EXERCISE AIM: Filter the records below down to lines containing "this".

■ ■ ■ ■

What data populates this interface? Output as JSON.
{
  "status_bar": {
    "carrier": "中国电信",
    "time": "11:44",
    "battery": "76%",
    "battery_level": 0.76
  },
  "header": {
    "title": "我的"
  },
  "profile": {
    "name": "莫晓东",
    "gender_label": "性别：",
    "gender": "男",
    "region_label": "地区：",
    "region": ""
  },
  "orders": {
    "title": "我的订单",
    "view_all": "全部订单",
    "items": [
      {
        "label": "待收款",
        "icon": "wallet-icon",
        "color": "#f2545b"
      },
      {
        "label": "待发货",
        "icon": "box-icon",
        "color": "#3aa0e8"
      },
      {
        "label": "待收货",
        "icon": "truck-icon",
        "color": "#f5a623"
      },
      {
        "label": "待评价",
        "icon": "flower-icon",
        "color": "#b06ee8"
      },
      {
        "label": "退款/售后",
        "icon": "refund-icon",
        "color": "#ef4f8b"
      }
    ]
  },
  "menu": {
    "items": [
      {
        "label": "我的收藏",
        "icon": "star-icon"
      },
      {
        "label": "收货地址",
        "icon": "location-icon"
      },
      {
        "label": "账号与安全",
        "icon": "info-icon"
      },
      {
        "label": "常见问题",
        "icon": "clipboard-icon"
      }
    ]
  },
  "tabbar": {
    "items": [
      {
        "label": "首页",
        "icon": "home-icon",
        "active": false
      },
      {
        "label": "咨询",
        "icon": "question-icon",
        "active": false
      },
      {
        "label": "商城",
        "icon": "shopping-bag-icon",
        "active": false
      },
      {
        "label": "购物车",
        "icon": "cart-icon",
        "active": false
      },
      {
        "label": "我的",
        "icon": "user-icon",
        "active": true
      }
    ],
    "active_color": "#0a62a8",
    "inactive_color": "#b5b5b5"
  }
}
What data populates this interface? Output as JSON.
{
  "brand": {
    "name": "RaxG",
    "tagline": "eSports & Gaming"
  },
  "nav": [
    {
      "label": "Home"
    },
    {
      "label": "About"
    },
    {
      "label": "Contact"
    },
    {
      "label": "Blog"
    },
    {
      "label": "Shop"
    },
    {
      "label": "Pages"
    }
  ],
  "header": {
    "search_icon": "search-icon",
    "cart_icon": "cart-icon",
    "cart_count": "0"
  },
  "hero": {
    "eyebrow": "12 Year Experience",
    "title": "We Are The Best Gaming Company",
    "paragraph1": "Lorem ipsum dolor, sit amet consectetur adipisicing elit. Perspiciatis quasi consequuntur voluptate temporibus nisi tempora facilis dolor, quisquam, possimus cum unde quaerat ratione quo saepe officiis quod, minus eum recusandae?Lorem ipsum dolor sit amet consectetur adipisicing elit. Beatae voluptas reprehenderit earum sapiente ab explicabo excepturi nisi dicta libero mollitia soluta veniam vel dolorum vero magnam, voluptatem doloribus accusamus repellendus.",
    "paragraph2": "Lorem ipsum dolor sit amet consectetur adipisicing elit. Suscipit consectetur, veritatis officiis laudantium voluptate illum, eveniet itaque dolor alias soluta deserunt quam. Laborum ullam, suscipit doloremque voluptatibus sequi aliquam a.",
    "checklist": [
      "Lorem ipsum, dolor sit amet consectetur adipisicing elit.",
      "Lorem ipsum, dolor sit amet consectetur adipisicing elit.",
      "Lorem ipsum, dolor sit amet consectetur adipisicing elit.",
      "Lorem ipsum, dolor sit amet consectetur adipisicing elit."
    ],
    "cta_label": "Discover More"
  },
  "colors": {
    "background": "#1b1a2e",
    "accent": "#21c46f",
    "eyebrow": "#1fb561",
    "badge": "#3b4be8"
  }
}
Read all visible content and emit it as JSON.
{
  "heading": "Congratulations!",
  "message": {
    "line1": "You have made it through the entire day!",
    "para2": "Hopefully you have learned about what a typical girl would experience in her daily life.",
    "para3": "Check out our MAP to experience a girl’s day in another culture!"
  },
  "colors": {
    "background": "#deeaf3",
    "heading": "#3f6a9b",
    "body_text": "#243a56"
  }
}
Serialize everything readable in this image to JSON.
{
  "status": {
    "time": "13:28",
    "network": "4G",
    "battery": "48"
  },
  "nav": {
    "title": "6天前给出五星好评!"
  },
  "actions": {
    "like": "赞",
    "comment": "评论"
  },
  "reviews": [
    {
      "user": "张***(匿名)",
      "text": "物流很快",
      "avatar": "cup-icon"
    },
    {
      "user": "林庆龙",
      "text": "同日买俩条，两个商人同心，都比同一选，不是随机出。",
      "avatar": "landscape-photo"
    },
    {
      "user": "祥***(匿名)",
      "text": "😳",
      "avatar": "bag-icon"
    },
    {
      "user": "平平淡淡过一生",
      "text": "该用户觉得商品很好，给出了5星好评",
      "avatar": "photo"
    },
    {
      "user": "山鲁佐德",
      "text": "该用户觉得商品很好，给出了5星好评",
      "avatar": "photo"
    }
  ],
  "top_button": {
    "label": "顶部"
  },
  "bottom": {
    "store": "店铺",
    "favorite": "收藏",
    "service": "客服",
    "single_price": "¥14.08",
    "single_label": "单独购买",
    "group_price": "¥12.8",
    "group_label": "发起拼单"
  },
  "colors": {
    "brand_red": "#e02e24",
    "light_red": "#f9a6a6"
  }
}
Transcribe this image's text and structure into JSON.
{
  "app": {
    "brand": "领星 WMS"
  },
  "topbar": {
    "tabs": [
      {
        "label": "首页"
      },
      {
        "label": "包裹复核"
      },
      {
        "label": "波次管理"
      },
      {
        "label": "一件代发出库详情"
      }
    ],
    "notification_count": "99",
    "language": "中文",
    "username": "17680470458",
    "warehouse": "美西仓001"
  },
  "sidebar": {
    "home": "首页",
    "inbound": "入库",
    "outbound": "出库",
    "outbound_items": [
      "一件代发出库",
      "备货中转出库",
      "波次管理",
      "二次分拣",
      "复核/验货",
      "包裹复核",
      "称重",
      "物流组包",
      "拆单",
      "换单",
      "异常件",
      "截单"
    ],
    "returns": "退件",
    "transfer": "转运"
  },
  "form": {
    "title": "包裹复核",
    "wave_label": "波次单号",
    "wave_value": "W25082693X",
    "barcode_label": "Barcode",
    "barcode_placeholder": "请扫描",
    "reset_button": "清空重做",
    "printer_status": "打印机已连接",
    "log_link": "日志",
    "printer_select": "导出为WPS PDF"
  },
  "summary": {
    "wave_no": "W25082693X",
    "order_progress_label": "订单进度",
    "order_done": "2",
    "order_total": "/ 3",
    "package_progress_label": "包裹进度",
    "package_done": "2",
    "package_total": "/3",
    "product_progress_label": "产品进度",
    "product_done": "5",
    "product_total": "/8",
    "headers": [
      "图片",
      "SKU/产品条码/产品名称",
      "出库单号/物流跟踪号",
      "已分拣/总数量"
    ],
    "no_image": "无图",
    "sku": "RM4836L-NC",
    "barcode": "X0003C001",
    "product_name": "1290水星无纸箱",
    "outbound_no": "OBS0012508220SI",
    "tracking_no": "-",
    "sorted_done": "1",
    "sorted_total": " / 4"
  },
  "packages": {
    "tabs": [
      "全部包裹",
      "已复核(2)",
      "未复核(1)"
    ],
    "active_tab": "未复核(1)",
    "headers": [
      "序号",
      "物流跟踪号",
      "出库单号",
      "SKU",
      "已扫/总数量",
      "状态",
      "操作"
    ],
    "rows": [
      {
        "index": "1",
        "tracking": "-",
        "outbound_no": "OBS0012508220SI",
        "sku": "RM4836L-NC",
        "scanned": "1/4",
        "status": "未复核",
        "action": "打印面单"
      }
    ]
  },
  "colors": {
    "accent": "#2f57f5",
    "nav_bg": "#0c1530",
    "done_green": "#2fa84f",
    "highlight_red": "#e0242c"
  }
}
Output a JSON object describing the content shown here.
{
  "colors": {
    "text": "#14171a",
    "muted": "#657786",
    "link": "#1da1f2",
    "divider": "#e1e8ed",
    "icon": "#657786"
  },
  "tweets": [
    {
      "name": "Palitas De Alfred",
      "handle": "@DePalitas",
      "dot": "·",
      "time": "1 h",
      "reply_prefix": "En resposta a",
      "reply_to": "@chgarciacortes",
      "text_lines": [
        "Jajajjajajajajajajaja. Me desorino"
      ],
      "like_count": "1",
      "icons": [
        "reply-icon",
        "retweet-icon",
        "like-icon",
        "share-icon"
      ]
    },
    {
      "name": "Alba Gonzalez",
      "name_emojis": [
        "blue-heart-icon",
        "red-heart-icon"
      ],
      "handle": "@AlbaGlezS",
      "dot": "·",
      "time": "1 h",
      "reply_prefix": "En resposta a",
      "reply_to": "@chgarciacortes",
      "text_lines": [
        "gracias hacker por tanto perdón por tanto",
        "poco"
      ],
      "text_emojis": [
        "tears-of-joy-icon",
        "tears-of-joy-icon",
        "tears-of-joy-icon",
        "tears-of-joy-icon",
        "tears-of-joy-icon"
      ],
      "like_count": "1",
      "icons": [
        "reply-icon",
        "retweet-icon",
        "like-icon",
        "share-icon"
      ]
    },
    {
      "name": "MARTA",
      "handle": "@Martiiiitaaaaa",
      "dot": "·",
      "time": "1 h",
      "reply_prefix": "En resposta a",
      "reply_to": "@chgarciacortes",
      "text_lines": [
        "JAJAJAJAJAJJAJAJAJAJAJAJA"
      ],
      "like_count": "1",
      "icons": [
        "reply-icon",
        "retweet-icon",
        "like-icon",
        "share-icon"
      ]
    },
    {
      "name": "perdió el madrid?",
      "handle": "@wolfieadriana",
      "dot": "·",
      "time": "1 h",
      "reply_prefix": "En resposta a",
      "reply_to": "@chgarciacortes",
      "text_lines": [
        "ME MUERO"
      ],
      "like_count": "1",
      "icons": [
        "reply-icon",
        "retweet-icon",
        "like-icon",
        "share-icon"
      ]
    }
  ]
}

■ ■ ■ ■

EXERCISE OUTPUT:
What data populates this interface? Output as JSON.
What data populates this interface? Output as JSON.
Serialize everything readable in this image to JSON.
Transcribe this image's text and structure into JSON.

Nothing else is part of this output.